EXCERPTED RECORDS:

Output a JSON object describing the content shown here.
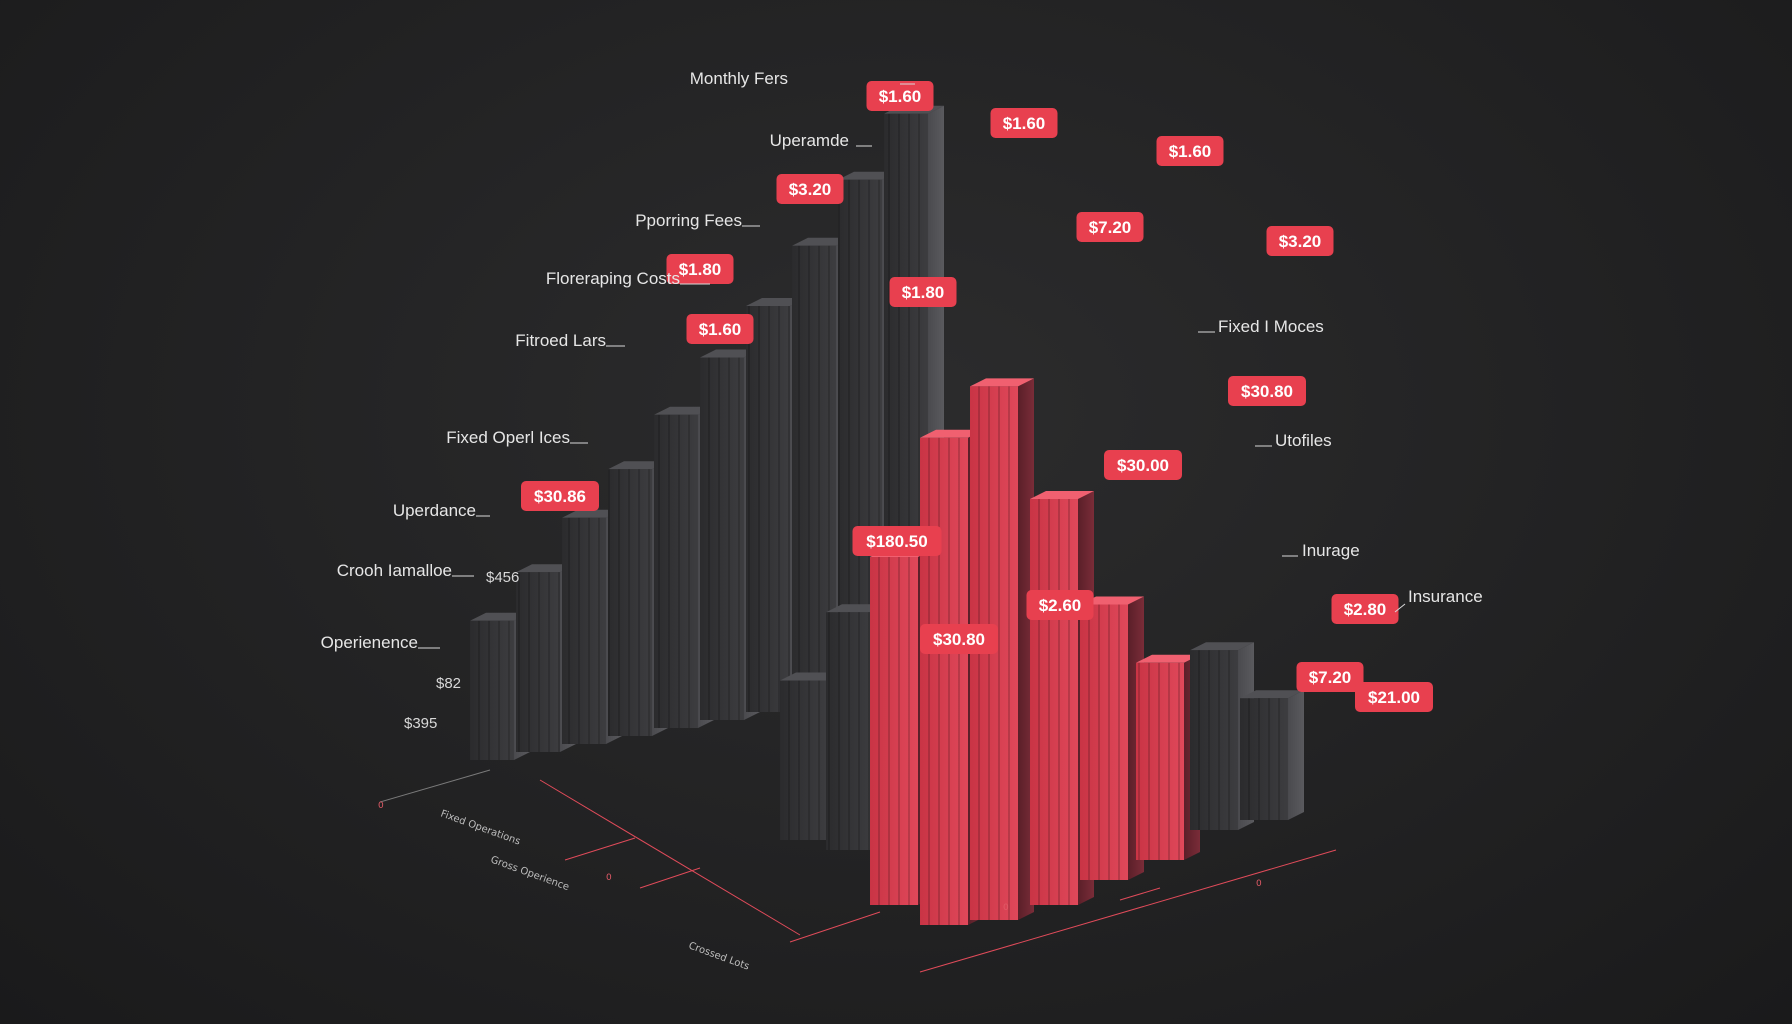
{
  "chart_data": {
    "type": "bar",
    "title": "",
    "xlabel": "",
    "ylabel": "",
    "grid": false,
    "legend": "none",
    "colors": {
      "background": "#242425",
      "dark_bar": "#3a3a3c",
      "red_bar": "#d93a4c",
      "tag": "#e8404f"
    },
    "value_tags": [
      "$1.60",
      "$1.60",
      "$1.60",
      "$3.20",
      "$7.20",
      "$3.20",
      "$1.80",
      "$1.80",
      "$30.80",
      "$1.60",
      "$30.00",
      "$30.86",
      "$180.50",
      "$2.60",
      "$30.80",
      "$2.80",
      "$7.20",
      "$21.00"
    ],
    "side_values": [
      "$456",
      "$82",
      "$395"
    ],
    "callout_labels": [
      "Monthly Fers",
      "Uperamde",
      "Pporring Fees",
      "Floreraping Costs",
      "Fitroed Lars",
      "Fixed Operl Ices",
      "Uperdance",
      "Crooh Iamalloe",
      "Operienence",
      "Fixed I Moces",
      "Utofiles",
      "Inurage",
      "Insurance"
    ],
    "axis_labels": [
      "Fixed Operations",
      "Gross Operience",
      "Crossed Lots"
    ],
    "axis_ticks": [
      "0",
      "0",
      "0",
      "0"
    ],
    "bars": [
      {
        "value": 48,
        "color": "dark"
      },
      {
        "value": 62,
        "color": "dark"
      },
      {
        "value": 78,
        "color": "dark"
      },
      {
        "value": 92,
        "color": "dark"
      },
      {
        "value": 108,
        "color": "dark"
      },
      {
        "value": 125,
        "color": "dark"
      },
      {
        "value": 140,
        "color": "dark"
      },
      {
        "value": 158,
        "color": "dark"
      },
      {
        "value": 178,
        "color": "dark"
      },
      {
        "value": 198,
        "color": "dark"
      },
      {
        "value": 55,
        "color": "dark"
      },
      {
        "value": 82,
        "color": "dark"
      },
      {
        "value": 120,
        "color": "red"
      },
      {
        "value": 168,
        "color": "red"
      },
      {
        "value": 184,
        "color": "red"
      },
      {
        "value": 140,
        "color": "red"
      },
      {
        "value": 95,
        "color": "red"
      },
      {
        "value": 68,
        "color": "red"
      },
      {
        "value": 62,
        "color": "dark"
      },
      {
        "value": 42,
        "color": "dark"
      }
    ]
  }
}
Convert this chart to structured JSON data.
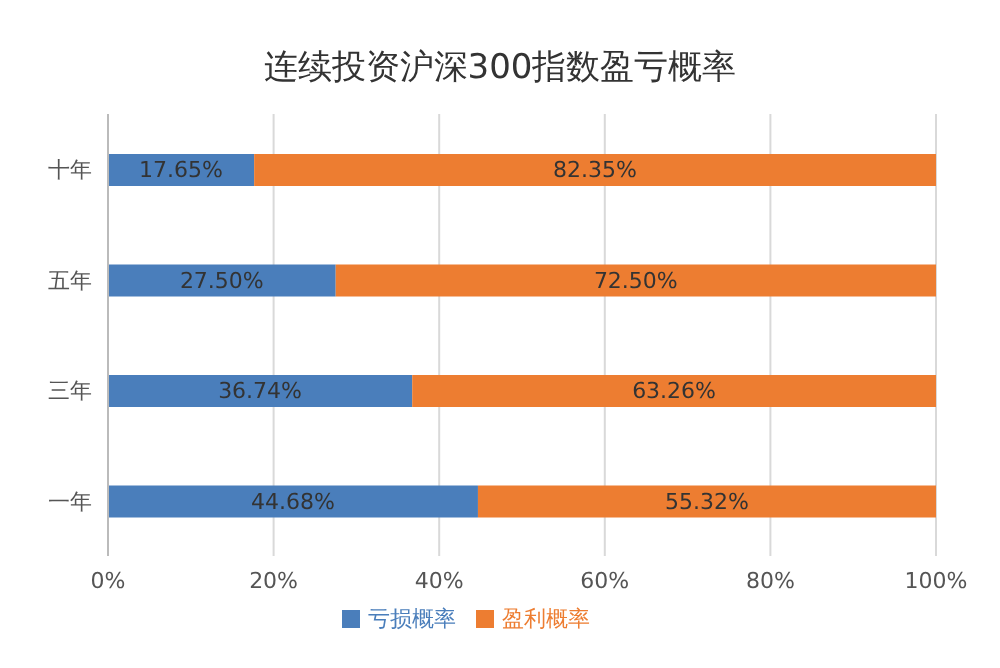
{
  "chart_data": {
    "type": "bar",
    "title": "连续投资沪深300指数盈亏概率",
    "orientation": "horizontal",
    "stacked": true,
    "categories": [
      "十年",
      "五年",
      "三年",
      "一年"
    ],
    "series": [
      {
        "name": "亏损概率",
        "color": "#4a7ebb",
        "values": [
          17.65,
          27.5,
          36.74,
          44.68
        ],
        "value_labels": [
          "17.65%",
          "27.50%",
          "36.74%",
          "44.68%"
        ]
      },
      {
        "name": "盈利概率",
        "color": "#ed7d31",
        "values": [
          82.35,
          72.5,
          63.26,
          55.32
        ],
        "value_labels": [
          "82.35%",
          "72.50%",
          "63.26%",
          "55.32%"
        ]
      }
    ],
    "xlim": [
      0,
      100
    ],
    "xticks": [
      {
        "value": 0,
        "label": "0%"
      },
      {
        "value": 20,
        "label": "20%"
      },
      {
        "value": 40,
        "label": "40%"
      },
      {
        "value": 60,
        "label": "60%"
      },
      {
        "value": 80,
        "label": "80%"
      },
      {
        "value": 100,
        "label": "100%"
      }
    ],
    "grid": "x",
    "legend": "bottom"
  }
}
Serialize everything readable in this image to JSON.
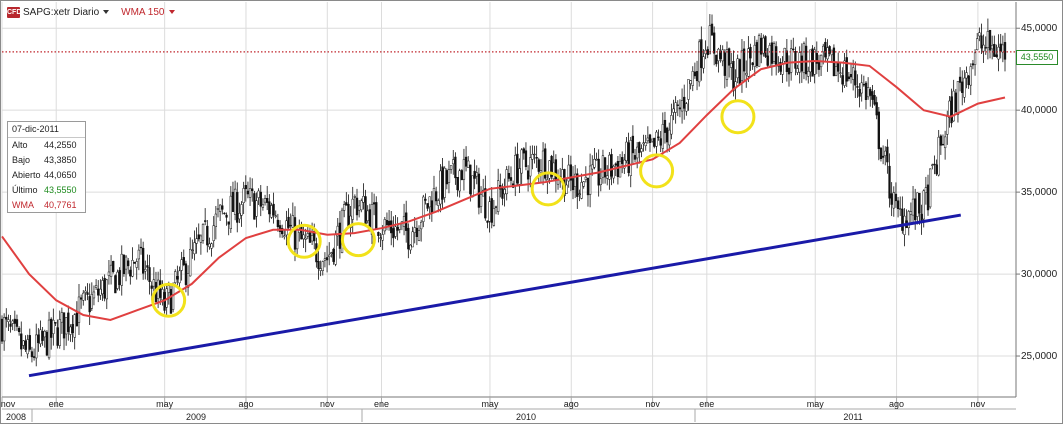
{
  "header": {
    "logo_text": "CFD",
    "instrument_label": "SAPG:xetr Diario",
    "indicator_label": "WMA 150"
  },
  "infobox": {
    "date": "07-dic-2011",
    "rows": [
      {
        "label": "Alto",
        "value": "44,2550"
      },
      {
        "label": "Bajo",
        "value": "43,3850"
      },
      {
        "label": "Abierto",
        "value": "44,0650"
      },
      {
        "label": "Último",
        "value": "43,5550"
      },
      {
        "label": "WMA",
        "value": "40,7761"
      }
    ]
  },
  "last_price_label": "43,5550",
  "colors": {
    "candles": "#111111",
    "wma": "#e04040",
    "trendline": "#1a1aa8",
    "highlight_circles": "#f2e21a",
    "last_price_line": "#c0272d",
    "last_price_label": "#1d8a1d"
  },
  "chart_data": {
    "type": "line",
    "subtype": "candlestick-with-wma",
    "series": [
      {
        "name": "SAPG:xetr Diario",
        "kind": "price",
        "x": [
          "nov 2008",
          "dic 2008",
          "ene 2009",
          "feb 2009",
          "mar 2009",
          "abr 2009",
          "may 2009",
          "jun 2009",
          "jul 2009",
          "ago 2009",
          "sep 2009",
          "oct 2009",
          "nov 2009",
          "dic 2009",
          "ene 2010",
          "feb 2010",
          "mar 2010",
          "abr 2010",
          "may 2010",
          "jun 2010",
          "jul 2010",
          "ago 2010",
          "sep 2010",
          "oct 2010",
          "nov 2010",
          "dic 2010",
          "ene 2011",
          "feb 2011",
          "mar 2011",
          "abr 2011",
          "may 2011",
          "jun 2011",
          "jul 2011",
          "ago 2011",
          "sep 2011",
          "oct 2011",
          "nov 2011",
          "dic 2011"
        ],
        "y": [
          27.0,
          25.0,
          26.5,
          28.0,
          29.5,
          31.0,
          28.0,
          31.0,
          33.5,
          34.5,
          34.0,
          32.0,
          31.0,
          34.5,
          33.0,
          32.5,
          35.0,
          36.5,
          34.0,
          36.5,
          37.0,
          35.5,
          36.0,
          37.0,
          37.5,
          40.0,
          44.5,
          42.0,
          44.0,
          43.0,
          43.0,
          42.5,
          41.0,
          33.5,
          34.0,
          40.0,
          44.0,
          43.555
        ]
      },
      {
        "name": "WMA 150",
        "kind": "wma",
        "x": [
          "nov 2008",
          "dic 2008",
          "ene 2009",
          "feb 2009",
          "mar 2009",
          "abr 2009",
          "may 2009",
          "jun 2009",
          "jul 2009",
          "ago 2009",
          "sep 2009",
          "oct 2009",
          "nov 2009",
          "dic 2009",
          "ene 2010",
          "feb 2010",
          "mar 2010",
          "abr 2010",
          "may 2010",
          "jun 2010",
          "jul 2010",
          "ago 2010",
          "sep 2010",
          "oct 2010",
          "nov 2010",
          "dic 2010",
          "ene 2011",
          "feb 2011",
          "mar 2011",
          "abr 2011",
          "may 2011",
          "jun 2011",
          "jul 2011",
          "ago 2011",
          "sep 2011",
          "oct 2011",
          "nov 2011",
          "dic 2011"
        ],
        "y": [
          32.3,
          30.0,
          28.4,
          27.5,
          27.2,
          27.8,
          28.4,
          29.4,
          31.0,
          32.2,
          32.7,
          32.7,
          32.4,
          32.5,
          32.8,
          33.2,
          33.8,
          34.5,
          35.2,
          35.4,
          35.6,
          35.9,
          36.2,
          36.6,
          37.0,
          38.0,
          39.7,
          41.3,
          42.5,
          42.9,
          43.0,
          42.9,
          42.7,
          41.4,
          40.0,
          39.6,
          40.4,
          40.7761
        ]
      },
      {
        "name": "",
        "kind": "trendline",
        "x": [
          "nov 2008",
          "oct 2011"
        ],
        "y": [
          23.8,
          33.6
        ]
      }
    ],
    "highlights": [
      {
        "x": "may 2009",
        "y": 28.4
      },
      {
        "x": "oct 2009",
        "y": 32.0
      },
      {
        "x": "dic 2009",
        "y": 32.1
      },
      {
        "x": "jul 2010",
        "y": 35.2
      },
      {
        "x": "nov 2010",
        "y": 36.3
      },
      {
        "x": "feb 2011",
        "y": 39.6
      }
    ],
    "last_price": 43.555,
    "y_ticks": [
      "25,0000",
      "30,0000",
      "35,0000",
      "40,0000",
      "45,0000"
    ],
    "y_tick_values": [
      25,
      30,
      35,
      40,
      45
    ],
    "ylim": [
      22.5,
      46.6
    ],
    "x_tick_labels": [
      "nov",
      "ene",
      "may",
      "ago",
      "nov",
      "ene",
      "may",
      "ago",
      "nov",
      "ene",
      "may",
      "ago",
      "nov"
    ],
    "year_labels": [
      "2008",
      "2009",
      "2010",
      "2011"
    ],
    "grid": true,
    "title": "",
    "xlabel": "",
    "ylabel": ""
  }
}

WHAT IS NEEDED:
Of the lines in the data, how many contain the word "name"? Provide the number and nothing further.

TASK RESULT:
5